* _What is expected_:
Copy every line, leaving nothing out and adding nothing.
───
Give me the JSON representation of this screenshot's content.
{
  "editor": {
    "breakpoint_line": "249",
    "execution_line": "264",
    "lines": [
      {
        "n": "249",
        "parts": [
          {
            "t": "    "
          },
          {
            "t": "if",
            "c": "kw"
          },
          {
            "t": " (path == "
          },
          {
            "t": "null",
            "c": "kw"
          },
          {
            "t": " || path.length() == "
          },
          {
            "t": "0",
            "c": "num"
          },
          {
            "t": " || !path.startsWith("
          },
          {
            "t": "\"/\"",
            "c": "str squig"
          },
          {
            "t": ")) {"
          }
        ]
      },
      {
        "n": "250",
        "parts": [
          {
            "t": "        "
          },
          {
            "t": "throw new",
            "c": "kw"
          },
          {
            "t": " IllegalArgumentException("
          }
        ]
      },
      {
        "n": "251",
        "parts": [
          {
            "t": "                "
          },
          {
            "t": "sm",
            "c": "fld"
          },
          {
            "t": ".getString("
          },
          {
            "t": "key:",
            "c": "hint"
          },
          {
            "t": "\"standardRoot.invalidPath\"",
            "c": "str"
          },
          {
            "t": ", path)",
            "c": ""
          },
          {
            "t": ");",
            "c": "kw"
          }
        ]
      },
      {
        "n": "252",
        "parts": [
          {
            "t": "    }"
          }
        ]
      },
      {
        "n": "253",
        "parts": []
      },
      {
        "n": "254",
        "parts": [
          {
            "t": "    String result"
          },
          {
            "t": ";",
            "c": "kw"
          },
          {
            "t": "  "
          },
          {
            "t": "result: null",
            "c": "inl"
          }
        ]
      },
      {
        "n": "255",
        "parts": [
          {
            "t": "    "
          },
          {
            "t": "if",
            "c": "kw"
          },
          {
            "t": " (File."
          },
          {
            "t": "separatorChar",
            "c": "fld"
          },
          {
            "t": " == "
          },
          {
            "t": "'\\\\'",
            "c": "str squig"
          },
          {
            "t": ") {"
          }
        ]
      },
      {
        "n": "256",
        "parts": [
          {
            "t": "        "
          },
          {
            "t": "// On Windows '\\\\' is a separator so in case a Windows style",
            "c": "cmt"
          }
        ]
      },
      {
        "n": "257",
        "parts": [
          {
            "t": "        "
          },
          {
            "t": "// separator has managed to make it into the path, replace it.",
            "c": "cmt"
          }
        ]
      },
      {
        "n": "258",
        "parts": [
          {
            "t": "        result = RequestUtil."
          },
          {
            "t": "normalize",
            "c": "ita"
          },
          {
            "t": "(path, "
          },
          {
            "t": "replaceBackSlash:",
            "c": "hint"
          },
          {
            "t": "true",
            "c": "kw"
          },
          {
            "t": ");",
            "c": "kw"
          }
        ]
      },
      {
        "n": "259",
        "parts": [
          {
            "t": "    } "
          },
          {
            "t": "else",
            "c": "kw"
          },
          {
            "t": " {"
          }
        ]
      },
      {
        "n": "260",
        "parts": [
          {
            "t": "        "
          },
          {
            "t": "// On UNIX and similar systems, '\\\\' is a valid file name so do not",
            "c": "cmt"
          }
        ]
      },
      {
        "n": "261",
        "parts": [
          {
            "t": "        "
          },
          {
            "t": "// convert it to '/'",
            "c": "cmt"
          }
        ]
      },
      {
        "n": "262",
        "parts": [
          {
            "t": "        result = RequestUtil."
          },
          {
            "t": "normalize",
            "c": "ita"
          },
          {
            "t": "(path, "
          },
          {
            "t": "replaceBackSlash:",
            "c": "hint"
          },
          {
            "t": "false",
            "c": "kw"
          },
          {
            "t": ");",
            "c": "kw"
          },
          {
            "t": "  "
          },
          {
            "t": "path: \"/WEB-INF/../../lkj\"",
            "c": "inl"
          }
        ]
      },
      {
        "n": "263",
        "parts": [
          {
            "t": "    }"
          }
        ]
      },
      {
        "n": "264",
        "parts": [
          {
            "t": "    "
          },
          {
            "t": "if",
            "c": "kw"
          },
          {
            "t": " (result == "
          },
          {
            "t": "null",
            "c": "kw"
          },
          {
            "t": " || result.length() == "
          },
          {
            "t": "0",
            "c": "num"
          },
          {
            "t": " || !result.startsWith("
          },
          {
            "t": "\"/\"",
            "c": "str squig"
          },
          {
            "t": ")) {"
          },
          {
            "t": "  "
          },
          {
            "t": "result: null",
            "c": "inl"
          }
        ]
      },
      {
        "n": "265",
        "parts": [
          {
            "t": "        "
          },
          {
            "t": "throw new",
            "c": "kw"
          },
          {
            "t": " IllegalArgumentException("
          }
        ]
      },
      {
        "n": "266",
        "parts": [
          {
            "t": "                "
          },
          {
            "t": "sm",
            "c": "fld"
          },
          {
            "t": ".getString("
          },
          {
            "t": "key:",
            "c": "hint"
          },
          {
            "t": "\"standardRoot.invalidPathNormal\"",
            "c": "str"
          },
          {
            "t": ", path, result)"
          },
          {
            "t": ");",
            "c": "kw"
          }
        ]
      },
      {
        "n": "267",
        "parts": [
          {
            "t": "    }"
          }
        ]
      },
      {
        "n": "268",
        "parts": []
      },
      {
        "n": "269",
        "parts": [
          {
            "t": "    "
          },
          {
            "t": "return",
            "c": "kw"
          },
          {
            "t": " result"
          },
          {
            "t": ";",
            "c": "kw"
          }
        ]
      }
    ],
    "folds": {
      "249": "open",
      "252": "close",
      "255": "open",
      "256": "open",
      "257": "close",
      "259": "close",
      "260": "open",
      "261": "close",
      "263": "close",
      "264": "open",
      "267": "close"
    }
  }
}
───
* _Written response_:
Give me the JSON representation of this screenshot's content.
{
  "editor": {
    "breakpoint_line": "249",
    "execution_line": "264",
    "lines": [
      {
        "n": "249",
        "parts": [
          {
            "t": "    "
          },
          {
            "t": "if",
            "c": "kw"
          },
          {
            "t": " (path == "
          },
          {
            "t": "null",
            "c": "kw"
          },
          {
            "t": " || path.length() == "
          },
          {
            "t": "0",
            "c": "num"
          },
          {
            "t": " || !path.startsWith("
          },
          {
            "t": "\"/\"",
            "c": "str squig"
          },
          {
            "t": ")) {"
          }
        ]
      },
      {
        "n": "250",
        "parts": [
          {
            "t": "        "
          },
          {
            "t": "throw new",
            "c": "kw"
          },
          {
            "t": " IllegalArgumentException("
          }
        ]
      },
      {
        "n": "251",
        "parts": [
          {
            "t": "                "
          },
          {
            "t": "sm",
            "c": "fld"
          },
          {
            "t": ".getString("
          },
          {
            "t": "key:",
            "c": "hint"
          },
          {
            "t": "\"standardRoot.invalidPath\"",
            "c": "str"
          },
          {
            "t": ", path)",
            "c": ""
          },
          {
            "t": ");",
            "c": "kw"
          }
        ]
      },
      {
        "n": "252",
        "parts": [
          {
            "t": "    }"
          }
        ]
      },
      {
        "n": "253",
        "parts": []
      },
      {
        "n": "254",
        "parts": [
          {
            "t": "    String result"
          },
          {
            "t": ";",
            "c": "kw"
          },
          {
            "t": "  "
          },
          {
            "t": "result: null",
            "c": "inl"
          }
        ]
      },
      {
        "n": "255",
        "parts": [
          {
            "t": "    "
          },
          {
            "t": "if",
            "c": "kw"
          },
          {
            "t": " (File."
          },
          {
            "t": "separatorChar",
            "c": "fld"
          },
          {
            "t": " == "
          },
          {
            "t": "'\\\\'",
            "c": "str squig"
          },
          {
            "t": ") {"
          }
        ]
      },
      {
        "n": "256",
        "parts": [
          {
            "t": "        "
          },
          {
            "t": "// On Windows '\\\\' is a separator so in case a Windows style",
            "c": "cmt"
          }
        ]
      },
      {
        "n": "257",
        "parts": [
          {
            "t": "        "
          },
          {
            "t": "// separator has managed to make it into the path, replace it.",
            "c": "cmt"
          }
        ]
      },
      {
        "n": "258",
        "parts": [
          {
            "t": "        result = RequestUtil."
          },
          {
            "t": "normalize",
            "c": "ita"
          },
          {
            "t": "(path, "
          },
          {
            "t": "replaceBackSlash:",
            "c": "hint"
          },
          {
            "t": "true",
            "c": "kw"
          },
          {
            "t": ");",
            "c": "kw"
          }
        ]
      },
      {
        "n": "259",
        "parts": [
          {
            "t": "    } "
          },
          {
            "t": "else",
            "c": "kw"
          },
          {
            "t": " {"
          }
        ]
      },
      {
        "n": "260",
        "parts": [
          {
            "t": "        "
          },
          {
            "t": "// On UNIX and similar systems, '\\\\' is a valid file name so do not",
            "c": "cmt"
          }
        ]
      },
      {
        "n": "261",
        "parts": [
          {
            "t": "        "
          },
          {
            "t": "// convert it to '/'",
            "c": "cmt"
          }
        ]
      },
      {
        "n": "262",
        "parts": [
          {
            "t": "        result = RequestUtil."
          },
          {
            "t": "normalize",
            "c": "ita"
          },
          {
            "t": "(path, "
          },
          {
            "t": "replaceBackSlash:",
            "c": "hint"
          },
          {
            "t": "false",
            "c": "kw"
          },
          {
            "t": ");",
            "c": "kw"
          },
          {
            "t": "  "
          },
          {
            "t": "path: \"/WEB-INF/../../lkj\"",
            "c": "inl"
          }
        ]
      },
      {
        "n": "263",
        "parts": [
          {
            "t": "    }"
          }
        ]
      },
      {
        "n": "264",
        "parts": [
          {
            "t": "    "
          },
          {
            "t": "if",
            "c": "kw"
          },
          {
            "t": " (result == "
          },
          {
            "t": "null",
            "c": "kw"
          },
          {
            "t": " || result.length() == "
          },
          {
            "t": "0",
            "c": "num"
          },
          {
            "t": " || !result.startsWith("
          },
          {
            "t": "\"/\"",
            "c": "str squig"
          },
          {
            "t": ")) {"
          },
          {
            "t": "  "
          },
          {
            "t": "result: null",
            "c": "inl"
          }
        ]
      },
      {
        "n": "265",
        "parts": [
          {
            "t": "        "
          },
          {
            "t": "throw new",
            "c": "kw"
          },
          {
            "t": " IllegalArgumentException("
          }
        ]
      },
      {
        "n": "266",
        "parts": [
          {
            "t": "                "
          },
          {
            "t": "sm",
            "c": "fld"
          },
          {
            "t": ".getString("
          },
          {
            "t": "key:",
            "c": "hint"
          },
          {
            "t": "\"standardRoot.invalidPathNormal\"",
            "c": "str"
          },
          {
            "t": ", path, result)"
          },
          {
            "t": ");",
            "c": "kw"
          }
        ]
      },
      {
        "n": "267",
        "parts": [
          {
            "t": "    }"
          }
        ]
      },
      {
        "n": "268",
        "parts": []
      },
      {
        "n": "269",
        "parts": [
          {
            "t": "    "
          },
          {
            "t": "return",
            "c": "kw"
          },
          {
            "t": " result"
          },
          {
            "t": ";",
            "c": "kw"
          }
        ]
      }
    ],
    "folds": {
      "249": "open",
      "252": "close",
      "255": "open",
      "256": "open",
      "257": "close",
      "259": "close",
      "260": "open",
      "261": "close",
      "263": "close",
      "264": "open",
      "267": "close"
    }
  }
}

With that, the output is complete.